**Record extracts**
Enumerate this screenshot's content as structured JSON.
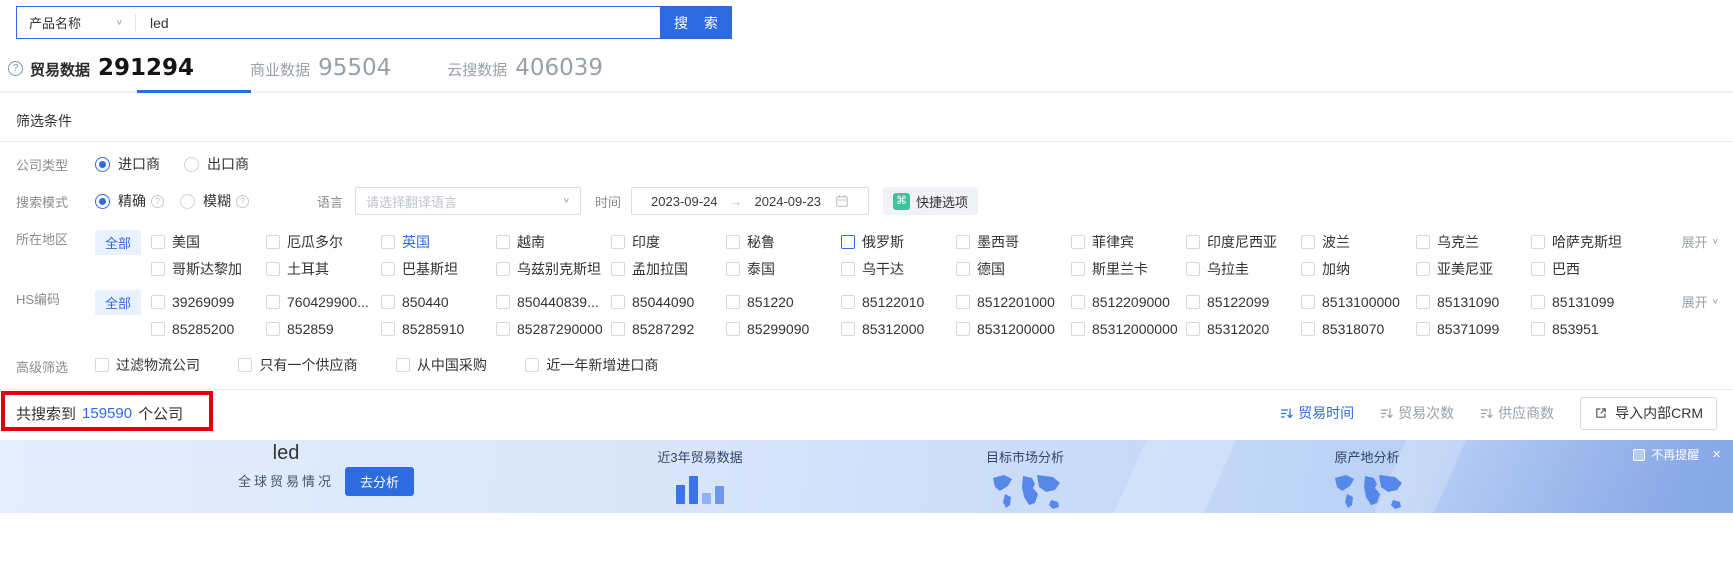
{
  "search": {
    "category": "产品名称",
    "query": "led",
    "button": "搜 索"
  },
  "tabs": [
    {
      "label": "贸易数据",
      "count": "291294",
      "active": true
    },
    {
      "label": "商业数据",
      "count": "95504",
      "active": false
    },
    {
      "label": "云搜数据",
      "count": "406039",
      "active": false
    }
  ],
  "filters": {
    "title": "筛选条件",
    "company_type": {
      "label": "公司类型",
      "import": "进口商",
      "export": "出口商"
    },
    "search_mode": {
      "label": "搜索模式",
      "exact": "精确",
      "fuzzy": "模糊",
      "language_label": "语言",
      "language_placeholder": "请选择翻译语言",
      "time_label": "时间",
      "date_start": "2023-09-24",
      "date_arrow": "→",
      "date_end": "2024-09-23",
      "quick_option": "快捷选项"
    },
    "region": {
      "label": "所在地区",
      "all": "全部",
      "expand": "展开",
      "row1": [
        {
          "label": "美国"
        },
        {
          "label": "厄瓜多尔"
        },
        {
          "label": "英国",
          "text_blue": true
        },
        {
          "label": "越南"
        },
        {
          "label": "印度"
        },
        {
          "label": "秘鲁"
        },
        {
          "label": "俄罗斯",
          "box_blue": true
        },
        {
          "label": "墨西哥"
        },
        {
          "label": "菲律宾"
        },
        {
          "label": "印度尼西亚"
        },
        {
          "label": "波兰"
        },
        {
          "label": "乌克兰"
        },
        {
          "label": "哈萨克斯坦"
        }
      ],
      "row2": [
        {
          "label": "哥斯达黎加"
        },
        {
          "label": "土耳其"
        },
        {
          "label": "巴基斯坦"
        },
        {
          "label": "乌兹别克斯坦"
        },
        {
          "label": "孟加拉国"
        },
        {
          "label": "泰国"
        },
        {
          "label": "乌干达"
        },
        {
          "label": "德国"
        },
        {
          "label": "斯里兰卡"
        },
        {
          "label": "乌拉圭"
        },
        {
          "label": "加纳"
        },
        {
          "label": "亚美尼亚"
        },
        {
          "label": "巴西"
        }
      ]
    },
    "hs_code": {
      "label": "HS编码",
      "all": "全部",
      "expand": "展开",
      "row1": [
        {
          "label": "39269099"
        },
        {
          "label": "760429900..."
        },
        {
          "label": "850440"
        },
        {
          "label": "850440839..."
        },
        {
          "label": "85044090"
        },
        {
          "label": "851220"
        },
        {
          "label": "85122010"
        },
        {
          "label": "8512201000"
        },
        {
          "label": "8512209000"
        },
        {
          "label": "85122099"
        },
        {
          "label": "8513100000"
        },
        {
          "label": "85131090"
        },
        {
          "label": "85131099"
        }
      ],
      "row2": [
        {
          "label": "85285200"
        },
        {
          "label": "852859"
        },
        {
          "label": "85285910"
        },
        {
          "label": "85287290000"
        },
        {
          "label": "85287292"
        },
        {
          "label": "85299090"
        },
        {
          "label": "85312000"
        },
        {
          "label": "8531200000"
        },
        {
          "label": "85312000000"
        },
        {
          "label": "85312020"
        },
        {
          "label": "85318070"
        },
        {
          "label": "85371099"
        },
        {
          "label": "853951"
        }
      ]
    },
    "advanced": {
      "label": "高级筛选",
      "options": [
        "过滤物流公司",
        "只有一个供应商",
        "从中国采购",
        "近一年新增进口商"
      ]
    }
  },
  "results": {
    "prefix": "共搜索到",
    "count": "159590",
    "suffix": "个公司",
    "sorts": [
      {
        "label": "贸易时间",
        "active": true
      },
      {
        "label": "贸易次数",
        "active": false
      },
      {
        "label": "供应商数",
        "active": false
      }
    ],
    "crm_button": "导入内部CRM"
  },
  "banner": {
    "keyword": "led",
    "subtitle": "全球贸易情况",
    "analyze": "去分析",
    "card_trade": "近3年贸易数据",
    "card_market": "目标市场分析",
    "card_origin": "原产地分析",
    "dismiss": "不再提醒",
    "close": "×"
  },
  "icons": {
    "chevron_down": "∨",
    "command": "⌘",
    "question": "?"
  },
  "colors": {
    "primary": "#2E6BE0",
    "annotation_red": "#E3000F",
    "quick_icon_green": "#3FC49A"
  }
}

---

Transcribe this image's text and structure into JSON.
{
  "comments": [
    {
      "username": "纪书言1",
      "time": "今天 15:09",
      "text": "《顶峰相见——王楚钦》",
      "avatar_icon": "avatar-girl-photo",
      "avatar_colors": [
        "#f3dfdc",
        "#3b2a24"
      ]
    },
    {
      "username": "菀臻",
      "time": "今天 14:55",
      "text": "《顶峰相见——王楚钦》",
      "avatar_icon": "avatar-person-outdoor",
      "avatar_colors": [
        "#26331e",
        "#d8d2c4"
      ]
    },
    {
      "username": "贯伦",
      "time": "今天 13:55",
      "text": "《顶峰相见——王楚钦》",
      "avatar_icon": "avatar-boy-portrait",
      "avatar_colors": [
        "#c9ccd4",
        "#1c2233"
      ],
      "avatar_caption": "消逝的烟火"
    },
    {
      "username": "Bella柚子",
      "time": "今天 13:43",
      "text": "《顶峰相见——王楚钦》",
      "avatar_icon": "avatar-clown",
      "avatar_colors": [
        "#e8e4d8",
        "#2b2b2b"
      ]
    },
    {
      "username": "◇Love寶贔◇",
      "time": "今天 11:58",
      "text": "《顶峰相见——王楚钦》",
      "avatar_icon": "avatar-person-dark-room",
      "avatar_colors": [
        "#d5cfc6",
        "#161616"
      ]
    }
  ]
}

**What is required**
Find the lines above that include the string "true" and copy them.

**Task solution**
      "active": true
          "text_blue": true
          "box_blue": true
        "active": true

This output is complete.